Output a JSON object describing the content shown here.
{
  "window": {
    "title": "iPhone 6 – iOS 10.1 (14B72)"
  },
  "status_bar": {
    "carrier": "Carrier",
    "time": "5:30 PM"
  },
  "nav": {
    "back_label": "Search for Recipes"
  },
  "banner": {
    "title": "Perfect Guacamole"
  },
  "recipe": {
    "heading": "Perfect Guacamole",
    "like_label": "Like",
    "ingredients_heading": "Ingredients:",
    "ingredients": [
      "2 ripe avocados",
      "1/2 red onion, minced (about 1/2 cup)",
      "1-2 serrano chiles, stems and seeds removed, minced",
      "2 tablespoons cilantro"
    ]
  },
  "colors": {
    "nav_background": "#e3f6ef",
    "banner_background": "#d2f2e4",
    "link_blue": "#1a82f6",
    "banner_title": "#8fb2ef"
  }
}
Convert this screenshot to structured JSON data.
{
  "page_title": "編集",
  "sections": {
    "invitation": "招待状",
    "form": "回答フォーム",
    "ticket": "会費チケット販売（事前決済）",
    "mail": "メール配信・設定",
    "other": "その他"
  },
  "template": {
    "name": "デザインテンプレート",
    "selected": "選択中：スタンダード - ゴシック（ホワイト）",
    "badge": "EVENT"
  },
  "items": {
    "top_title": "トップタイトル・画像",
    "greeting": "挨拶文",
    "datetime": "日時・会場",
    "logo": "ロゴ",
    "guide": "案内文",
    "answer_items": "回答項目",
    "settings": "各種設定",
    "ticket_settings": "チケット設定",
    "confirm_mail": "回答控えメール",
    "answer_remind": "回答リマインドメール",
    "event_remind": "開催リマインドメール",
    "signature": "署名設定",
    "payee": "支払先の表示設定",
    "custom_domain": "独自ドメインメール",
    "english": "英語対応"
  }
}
⁂
What is needed :: Identify every line holding the word "Guacamole" and copy it out.

Exercise response ::
    "title": "Perfect Guacamole"
    "heading": "Perfect Guacamole",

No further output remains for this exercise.